[EXERCISE TASK] Write the records out again, precisely as they stand.

(Dataset listings of figures)
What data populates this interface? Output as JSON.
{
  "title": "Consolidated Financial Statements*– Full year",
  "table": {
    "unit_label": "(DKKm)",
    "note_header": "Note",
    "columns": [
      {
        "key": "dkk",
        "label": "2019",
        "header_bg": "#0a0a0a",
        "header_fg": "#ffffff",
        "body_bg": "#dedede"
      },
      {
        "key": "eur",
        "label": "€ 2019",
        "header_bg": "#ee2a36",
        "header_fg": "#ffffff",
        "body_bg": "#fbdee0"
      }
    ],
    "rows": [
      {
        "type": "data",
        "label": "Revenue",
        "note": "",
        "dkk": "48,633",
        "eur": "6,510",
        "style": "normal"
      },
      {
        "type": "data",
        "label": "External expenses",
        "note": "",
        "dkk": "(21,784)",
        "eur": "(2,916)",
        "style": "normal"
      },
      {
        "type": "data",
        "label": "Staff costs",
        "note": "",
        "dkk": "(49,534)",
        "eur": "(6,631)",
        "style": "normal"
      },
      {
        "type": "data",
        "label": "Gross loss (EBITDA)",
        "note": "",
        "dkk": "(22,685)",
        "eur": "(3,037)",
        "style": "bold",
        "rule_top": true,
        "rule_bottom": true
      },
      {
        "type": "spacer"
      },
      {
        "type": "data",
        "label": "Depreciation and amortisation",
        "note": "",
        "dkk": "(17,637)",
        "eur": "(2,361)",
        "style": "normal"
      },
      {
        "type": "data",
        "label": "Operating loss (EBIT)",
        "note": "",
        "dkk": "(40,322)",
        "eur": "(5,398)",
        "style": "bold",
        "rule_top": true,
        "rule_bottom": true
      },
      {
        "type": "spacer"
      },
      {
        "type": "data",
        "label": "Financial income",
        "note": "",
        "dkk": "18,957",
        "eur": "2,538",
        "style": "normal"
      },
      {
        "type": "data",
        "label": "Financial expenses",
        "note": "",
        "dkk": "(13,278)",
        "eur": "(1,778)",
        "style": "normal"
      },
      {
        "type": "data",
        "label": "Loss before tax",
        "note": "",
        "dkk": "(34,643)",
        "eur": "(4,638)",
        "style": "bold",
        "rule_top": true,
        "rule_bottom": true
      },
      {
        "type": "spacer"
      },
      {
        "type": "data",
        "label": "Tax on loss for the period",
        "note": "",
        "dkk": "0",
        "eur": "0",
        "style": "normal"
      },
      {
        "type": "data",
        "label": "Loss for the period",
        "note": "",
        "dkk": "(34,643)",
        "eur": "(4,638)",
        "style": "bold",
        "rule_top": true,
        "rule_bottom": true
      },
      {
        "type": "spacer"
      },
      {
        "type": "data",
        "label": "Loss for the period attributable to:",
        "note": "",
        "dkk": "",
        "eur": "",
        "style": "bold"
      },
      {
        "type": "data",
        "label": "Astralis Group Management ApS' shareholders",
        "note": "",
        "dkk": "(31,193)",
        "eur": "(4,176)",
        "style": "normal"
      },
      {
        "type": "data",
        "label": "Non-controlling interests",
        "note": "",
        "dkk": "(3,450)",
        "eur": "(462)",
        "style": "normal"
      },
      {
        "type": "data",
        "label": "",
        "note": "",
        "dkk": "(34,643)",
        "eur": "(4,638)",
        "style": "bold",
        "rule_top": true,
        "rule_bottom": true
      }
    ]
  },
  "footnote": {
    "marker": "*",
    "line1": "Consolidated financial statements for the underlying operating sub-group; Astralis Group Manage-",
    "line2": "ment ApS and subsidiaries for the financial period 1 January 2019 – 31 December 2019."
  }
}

[REPLY]
What data populates this interface? Output as JSON.
{
  "title": "Consolidated Financial Statements*– Full year",
  "table": {
    "unit_label": "(DKKm)",
    "note_header": "Note",
    "columns": [
      {
        "key": "dkk",
        "label": "2019",
        "header_bg": "#0a0a0a",
        "header_fg": "#ffffff",
        "body_bg": "#dedede"
      },
      {
        "key": "eur",
        "label": "€ 2019",
        "header_bg": "#ee2a36",
        "header_fg": "#ffffff",
        "body_bg": "#fbdee0"
      }
    ],
    "rows": [
      {
        "type": "data",
        "label": "Revenue",
        "note": "",
        "dkk": "48,633",
        "eur": "6,510",
        "style": "normal"
      },
      {
        "type": "data",
        "label": "External expenses",
        "note": "",
        "dkk": "(21,784)",
        "eur": "(2,916)",
        "style": "normal"
      },
      {
        "type": "data",
        "label": "Staff costs",
        "note": "",
        "dkk": "(49,534)",
        "eur": "(6,631)",
        "style": "normal"
      },
      {
        "type": "data",
        "label": "Gross loss (EBITDA)",
        "note": "",
        "dkk": "(22,685)",
        "eur": "(3,037)",
        "style": "bold",
        "rule_top": true,
        "rule_bottom": true
      },
      {
        "type": "spacer"
      },
      {
        "type": "data",
        "label": "Depreciation and amortisation",
        "note": "",
        "dkk": "(17,637)",
        "eur": "(2,361)",
        "style": "normal"
      },
      {
        "type": "data",
        "label": "Operating loss (EBIT)",
        "note": "",
        "dkk": "(40,322)",
        "eur": "(5,398)",
        "style": "bold",
        "rule_top": true,
        "rule_bottom": true
      },
      {
        "type": "spacer"
      },
      {
        "type": "data",
        "label": "Financial income",
        "note": "",
        "dkk": "18,957",
        "eur": "2,538",
        "style": "normal"
      },
      {
        "type": "data",
        "label": "Financial expenses",
        "note": "",
        "dkk": "(13,278)",
        "eur": "(1,778)",
        "style": "normal"
      },
      {
        "type": "data",
        "label": "Loss before tax",
        "note": "",
        "dkk": "(34,643)",
        "eur": "(4,638)",
        "style": "bold",
        "rule_top": true,
        "rule_bottom": true
      },
      {
        "type": "spacer"
      },
      {
        "type": "data",
        "label": "Tax on loss for the period",
        "note": "",
        "dkk": "0",
        "eur": "0",
        "style": "normal"
      },
      {
        "type": "data",
        "label": "Loss for the period",
        "note": "",
        "dkk": "(34,643)",
        "eur": "(4,638)",
        "style": "bold",
        "rule_top": true,
        "rule_bottom": true
      },
      {
        "type": "spacer"
      },
      {
        "type": "data",
        "label": "Loss for the period attributable to:",
        "note": "",
        "dkk": "",
        "eur": "",
        "style": "bold"
      },
      {
        "type": "data",
        "label": "Astralis Group Management ApS' shareholders",
        "note": "",
        "dkk": "(31,193)",
        "eur": "(4,176)",
        "style": "normal"
      },
      {
        "type": "data",
        "label": "Non-controlling interests",
        "note": "",
        "dkk": "(3,450)",
        "eur": "(462)",
        "style": "normal"
      },
      {
        "type": "data",
        "label": "",
        "note": "",
        "dkk": "(34,643)",
        "eur": "(4,638)",
        "style": "bold",
        "rule_top": true,
        "rule_bottom": true
      }
    ]
  },
  "footnote": {
    "marker": "*",
    "line1": "Consolidated financial statements for the underlying operating sub-group; Astralis Group Manage-",
    "line2": "ment ApS and subsidiaries for the financial period 1 January 2019 – 31 December 2019."
  }
}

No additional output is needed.